>>>

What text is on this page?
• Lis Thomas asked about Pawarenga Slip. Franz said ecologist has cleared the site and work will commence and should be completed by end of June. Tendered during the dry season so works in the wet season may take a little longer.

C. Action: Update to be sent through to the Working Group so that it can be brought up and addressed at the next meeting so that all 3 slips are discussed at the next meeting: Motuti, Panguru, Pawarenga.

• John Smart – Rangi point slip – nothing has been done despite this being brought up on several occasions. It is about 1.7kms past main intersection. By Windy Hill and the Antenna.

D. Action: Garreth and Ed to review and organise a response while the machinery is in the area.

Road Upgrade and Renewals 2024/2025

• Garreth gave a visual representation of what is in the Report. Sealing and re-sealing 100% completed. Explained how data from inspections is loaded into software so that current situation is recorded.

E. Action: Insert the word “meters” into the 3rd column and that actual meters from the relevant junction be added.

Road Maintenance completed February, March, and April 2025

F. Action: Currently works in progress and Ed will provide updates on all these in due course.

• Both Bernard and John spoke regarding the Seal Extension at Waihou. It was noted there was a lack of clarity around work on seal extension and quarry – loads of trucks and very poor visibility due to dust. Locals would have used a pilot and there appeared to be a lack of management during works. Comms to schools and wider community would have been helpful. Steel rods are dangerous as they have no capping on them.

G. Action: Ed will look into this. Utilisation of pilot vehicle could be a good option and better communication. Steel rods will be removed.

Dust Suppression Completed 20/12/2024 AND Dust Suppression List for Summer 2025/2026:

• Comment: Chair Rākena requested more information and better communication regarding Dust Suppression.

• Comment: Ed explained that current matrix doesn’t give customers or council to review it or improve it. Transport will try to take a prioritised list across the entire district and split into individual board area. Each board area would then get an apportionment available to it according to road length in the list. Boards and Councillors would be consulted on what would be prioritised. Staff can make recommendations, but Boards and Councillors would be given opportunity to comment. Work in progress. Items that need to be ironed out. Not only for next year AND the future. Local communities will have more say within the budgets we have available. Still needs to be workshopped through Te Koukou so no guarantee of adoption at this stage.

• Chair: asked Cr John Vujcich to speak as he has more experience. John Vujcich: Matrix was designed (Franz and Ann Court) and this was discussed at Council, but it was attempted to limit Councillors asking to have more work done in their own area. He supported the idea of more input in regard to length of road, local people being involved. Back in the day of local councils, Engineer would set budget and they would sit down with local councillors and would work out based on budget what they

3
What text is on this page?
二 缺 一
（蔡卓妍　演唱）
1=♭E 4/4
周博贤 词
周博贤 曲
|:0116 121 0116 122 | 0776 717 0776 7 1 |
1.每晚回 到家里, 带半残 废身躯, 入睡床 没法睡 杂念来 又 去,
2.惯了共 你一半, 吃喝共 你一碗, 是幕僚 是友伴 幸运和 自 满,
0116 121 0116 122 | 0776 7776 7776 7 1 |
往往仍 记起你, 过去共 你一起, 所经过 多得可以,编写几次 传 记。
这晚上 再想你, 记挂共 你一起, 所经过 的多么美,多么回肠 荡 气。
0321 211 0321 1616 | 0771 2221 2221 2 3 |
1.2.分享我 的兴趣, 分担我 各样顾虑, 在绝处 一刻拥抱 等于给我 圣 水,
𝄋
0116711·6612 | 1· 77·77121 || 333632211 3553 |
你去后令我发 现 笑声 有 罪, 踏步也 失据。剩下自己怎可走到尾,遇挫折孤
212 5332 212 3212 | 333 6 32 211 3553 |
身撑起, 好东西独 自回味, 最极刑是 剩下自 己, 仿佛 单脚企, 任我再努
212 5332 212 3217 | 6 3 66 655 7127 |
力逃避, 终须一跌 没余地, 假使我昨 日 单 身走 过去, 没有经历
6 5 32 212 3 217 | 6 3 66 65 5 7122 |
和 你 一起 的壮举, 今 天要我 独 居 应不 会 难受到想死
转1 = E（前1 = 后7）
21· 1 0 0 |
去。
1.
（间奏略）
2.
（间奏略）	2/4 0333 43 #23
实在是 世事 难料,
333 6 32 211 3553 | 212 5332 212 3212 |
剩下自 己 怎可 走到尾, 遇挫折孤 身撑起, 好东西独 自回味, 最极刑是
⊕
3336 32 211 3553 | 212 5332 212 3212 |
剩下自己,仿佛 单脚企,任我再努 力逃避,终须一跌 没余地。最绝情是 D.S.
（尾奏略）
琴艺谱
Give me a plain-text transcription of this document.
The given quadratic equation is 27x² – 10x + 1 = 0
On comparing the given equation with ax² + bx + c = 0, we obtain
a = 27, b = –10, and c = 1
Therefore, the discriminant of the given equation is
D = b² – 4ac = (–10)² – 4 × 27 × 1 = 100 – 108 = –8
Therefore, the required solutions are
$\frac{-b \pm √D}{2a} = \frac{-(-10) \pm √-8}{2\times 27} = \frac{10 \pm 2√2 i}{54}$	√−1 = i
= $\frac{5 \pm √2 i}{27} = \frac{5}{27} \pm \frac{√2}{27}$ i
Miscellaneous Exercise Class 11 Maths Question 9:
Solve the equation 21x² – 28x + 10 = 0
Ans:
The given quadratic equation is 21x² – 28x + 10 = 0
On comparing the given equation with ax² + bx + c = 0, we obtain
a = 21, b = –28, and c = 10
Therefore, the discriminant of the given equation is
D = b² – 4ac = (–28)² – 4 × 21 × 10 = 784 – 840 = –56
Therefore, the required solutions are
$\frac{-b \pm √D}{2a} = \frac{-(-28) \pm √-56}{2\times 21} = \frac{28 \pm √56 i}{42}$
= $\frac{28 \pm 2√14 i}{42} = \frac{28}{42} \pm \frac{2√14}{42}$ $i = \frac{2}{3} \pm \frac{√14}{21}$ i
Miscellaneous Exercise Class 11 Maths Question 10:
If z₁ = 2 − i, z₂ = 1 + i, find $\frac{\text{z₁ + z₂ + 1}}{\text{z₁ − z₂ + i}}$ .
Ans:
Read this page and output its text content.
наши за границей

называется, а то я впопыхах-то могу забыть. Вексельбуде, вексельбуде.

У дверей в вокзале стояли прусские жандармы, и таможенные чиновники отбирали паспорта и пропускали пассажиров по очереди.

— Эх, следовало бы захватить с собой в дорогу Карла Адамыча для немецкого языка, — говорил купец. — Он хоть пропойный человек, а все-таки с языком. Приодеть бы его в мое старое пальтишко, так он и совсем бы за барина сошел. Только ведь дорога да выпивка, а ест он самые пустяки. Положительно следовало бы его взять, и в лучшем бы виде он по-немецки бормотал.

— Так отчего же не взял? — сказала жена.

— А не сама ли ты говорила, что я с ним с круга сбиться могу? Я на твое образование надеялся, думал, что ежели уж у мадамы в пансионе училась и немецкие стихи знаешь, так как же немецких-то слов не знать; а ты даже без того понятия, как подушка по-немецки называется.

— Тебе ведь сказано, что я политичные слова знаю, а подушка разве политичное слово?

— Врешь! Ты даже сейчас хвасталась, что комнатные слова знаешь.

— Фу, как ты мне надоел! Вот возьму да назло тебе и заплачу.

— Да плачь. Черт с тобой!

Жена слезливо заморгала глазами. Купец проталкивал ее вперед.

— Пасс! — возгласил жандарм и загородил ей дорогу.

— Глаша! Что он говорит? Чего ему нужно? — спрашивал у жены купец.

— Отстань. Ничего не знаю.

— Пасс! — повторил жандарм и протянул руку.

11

<<<

Short exercise: Copy every line verbatim.

Result of the task:
What text is on this page?
• Lis Thomas asked about Pawarenga Slip. Franz said ecologist has cleared the site and work will commence and should be completed by end of June. Tendered during the dry season so works in the wet season may take a little longer.

C. Action: Update to be sent through to the Working Group so that it can be brought up and addressed at the next meeting so that all 3 slips are discussed at the next meeting: Motuti, Panguru, Pawarenga.

• John Smart – Rangi point slip – nothing has been done despite this being brought up on several occasions. It is about 1.7kms past main intersection. By Windy Hill and the Antenna.

D. Action: Garreth and Ed to review and organise a response while the machinery is in the area.

Road Upgrade and Renewals 2024/2025

• Garreth gave a visual representation of what is in the Report. Sealing and re-sealing 100% completed. Explained how data from inspections is loaded into software so that current situation is recorded.

E. Action: Insert the word “meters” into the 3rd column and that actual meters from the relevant junction be added.

Road Maintenance completed February, March, and April 2025

F. Action: Currently works in progress and Ed will provide updates on all these in due course.

• Both Bernard and John spoke regarding the Seal Extension at Waihou. It was noted there was a lack of clarity around work on seal extension and quarry – loads of trucks and very poor visibility due to dust. Locals would have used a pilot and there appeared to be a lack of management during works. Comms to schools and wider community would have been helpful. Steel rods are dangerous as they have no capping on them.

G. Action: Ed will look into this. Utilisation of pilot vehicle could be a good option and better communication. Steel rods will be removed.

Dust Suppression Completed 20/12/2024 AND Dust Suppression List for Summer 2025/2026:

• Comment: Chair Rākena requested more information and better communication regarding Dust Suppression.

• Comment: Ed explained that current matrix doesn’t give customers or council to review it or improve it. Transport will try to take a prioritised list across the entire district and split into individual board area. Each board area would then get an apportionment available to it according to road length in the list. Boards and Councillors would be consulted on what would be prioritised. Staff can make recommendations, but Boards and Councillors would be given opportunity to comment. Work in progress. Items that need to be ironed out. Not only for next year AND the future. Local communities will have more say within the budgets we have available. Still needs to be workshopped through Te Koukou so no guarantee of adoption at this stage.

• Chair: asked Cr John Vujcich to speak as he has more experience. John Vujcich: Matrix was designed (Franz and Ann Court) and this was discussed at Council, but it was attempted to limit Councillors asking to have more work done in their own area. He supported the idea of more input in regard to length of road, local people being involved. Back in the day of local councils, Engineer would set budget and they would sit down with local councillors and would work out based on budget what they

3
What text is on this page?
二 缺 一
（蔡卓妍　演唱）
1=♭E 4/4
周博贤 词
周博贤 曲
|:0116 121 0116 122 | 0776 717 0776 7 1 |
1.每晚回 到家里, 带半残 废身躯, 入睡床 没法睡 杂念来 又 去,
2.惯了共 你一半, 吃喝共 你一碗, 是幕僚 是友伴 幸运和 自 满,
0116 121 0116 122 | 0776 7776 7776 7 1 |
往往仍 记起你, 过去共 你一起, 所经过 多得可以,编写几次 传 记。
这晚上 再想你, 记挂共 你一起, 所经过 的多么美,多么回肠 荡 气。
0321 211 0321 1616 | 0771 2221 2221 2 3 |
1.2.分享我 的兴趣, 分担我 各样顾虑, 在绝处 一刻拥抱 等于给我 圣 水,
𝄋
0116711·6612 | 1· 77·77121 || 333632211 3553 |
你去后令我发 现 笑声 有 罪, 踏步也 失据。剩下自己怎可走到尾,遇挫折孤
212 5332 212 3212 | 333 6 32 211 3553 |
身撑起, 好东西独 自回味, 最极刑是 剩下自 己, 仿佛 单脚企, 任我再努
212 5332 212 3217 | 6 3 66 655 7127 |
力逃避, 终须一跌 没余地, 假使我昨 日 单 身走 过去, 没有经历
6 5 32 212 3 217 | 6 3 66 65 5 7122 |
和 你 一起 的壮举, 今 天要我 独 居 应不 会 难受到想死
转1 = E（前1 = 后7）
21· 1 0 0 |
去。
1.
（间奏略）
2.
（间奏略）	2/4 0333 43 #23
实在是 世事 难料,
333 6 32 211 3553 | 212 5332 212 3212 |
剩下自 己 怎可 走到尾, 遇挫折孤 身撑起, 好东西独 自回味, 最极刑是
⊕
3336 32 211 3553 | 212 5332 212 3212 |
剩下自己,仿佛 单脚企,任我再努 力逃避,终须一跌 没余地。最绝情是 D.S.
（尾奏略）
琴艺谱
Give me a plain-text transcription of this document.
The given quadratic equation is 27x² – 10x + 1 = 0
On comparing the given equation with ax² + bx + c = 0, we obtain
a = 27, b = –10, and c = 1
Therefore, the discriminant of the given equation is
D = b² – 4ac = (–10)² – 4 × 27 × 1 = 100 – 108 = –8
Therefore, the required solutions are
$\frac{-b \pm √D}{2a} = \frac{-(-10) \pm √-8}{2\times 27} = \frac{10 \pm 2√2 i}{54}$	√−1 = i
= $\frac{5 \pm √2 i}{27} = \frac{5}{27} \pm \frac{√2}{27}$ i
Miscellaneous Exercise Class 11 Maths Question 9:
Solve the equation 21x² – 28x + 10 = 0
Ans:
The given quadratic equation is 21x² – 28x + 10 = 0
On comparing the given equation with ax² + bx + c = 0, we obtain
a = 21, b = –28, and c = 10
Therefore, the discriminant of the given equation is
D = b² – 4ac = (–28)² – 4 × 21 × 10 = 784 – 840 = –56
Therefore, the required solutions are
$\frac{-b \pm √D}{2a} = \frac{-(-28) \pm √-56}{2\times 21} = \frac{28 \pm √56 i}{42}$
= $\frac{28 \pm 2√14 i}{42} = \frac{28}{42} \pm \frac{2√14}{42}$ $i = \frac{2}{3} \pm \frac{√14}{21}$ i
Miscellaneous Exercise Class 11 Maths Question 10:
If z₁ = 2 − i, z₂ = 1 + i, find $\frac{\text{z₁ + z₂ + 1}}{\text{z₁ − z₂ + i}}$ .
Ans:
Read this page and output its text content.
наши за границей

называется, а то я впопыхах-то могу забыть. Вексельбуде, вексельбуде.

У дверей в вокзале стояли прусские жандармы, и таможенные чиновники отбирали паспорта и пропускали пассажиров по очереди.

— Эх, следовало бы захватить с собой в дорогу Карла Адамыча для немецкого языка, — говорил купец. — Он хоть пропойный человек, а все-таки с языком. Приодеть бы его в мое старое пальтишко, так он и совсем бы за барина сошел. Только ведь дорога да выпивка, а ест он самые пустяки. Положительно следовало бы его взять, и в лучшем бы виде он по-немецки бормотал.

— Так отчего же не взял? — сказала жена.

— А не сама ли ты говорила, что я с ним с круга сбиться могу? Я на твое образование надеялся, думал, что ежели уж у мадамы в пансионе училась и немецкие стихи знаешь, так как же немецких-то слов не знать; а ты даже без того понятия, как подушка по-немецки называется.

— Тебе ведь сказано, что я политичные слова знаю, а подушка разве политичное слово?

— Врешь! Ты даже сейчас хвасталась, что комнатные слова знаешь.

— Фу, как ты мне надоел! Вот возьму да назло тебе и заплачу.

— Да плачь. Черт с тобой!

Жена слезливо заморгала глазами. Купец проталкивал ее вперед.

— Пасс! — возгласил жандарм и загородил ей дорогу.

— Глаша! Что он говорит? Чего ему нужно? — спрашивал у жены купец.

— Отстань. Ничего не знаю.

— Пасс! — повторил жандарм и протянул руку.

11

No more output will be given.